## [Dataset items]
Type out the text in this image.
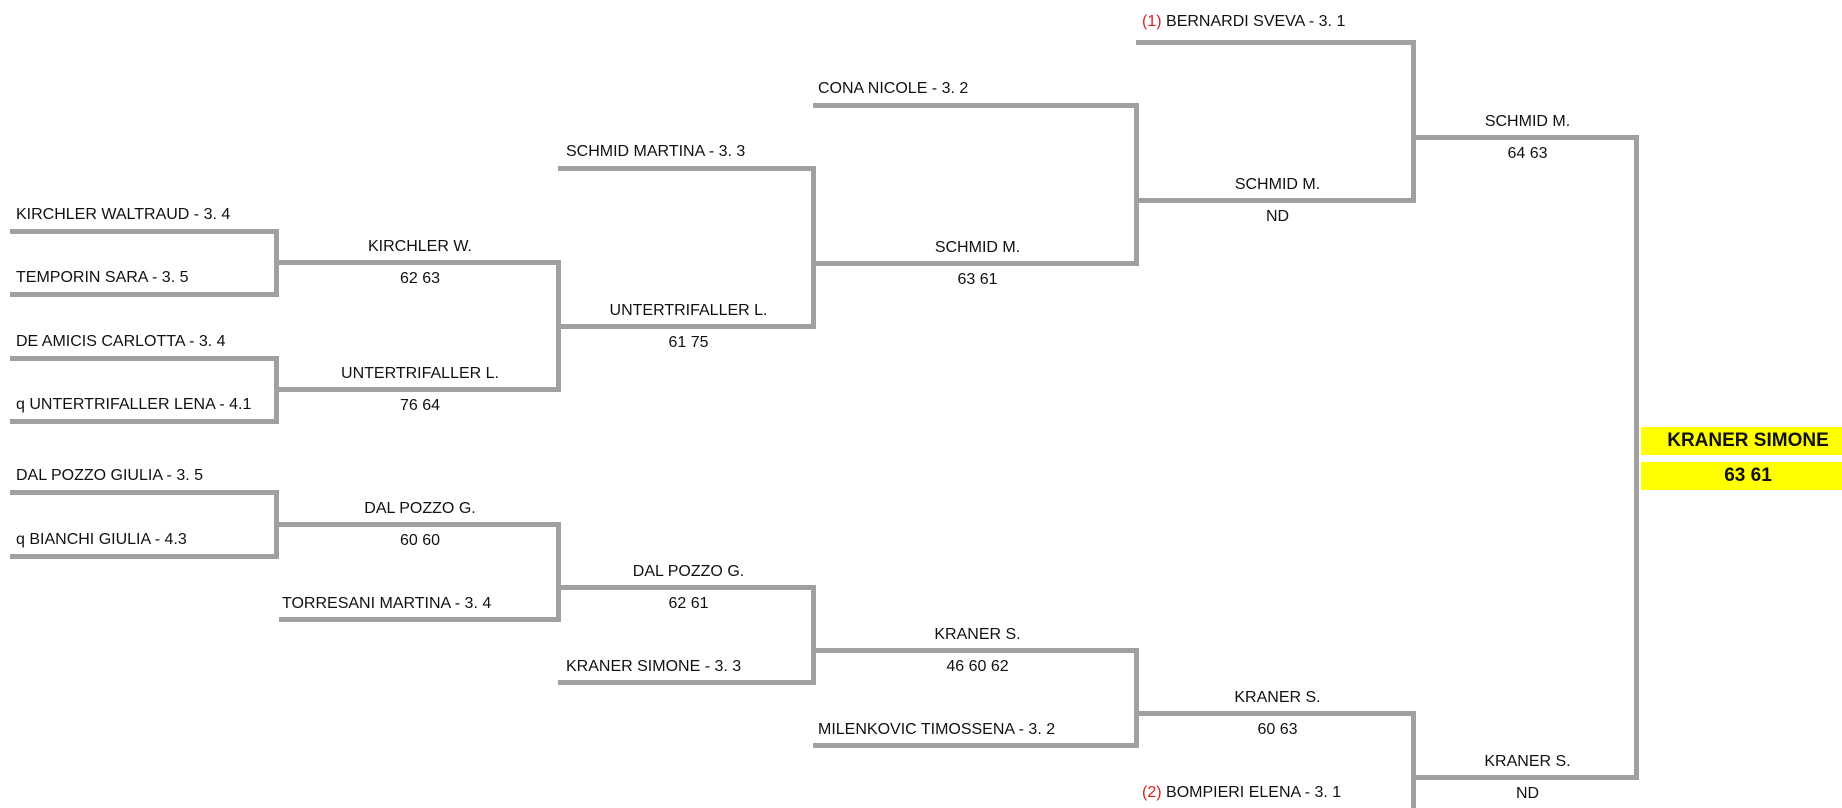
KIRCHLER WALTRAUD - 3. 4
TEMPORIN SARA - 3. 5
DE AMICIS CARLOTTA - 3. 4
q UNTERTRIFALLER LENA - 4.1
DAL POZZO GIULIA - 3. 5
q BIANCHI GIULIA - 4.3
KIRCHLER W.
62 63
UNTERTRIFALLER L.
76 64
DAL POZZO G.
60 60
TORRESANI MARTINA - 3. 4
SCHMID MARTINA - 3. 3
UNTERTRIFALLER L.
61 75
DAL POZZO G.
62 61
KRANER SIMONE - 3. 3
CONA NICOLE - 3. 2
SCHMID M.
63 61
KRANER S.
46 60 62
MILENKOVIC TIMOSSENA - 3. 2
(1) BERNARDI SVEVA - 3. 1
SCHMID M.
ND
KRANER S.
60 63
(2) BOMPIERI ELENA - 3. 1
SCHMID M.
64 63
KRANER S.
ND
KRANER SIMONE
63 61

## [Task to carry out]
Repeat each entry precisely as it appears. Leave the pictures out.

## [Task answer]
Type out the text in this image.
KIRCHLER WALTRAUD - 3. 4
TEMPORIN SARA - 3. 5
DE AMICIS CARLOTTA - 3. 4
q UNTERTRIFALLER LENA - 4.1
DAL POZZO GIULIA - 3. 5
q BIANCHI GIULIA - 4.3
KIRCHLER W.
62 63
UNTERTRIFALLER L.
76 64
DAL POZZO G.
60 60
TORRESANI MARTINA - 3. 4
SCHMID MARTINA - 3. 3
UNTERTRIFALLER L.
61 75
DAL POZZO G.
62 61
KRANER SIMONE - 3. 3
CONA NICOLE - 3. 2
SCHMID M.
63 61
KRANER S.
46 60 62
MILENKOVIC TIMOSSENA - 3. 2
(1) BERNARDI SVEVA - 3. 1
SCHMID M.
ND
KRANER S.
60 63
(2) BOMPIERI ELENA - 3. 1
SCHMID M.
64 63
KRANER S.
ND
KRANER SIMONE
63 61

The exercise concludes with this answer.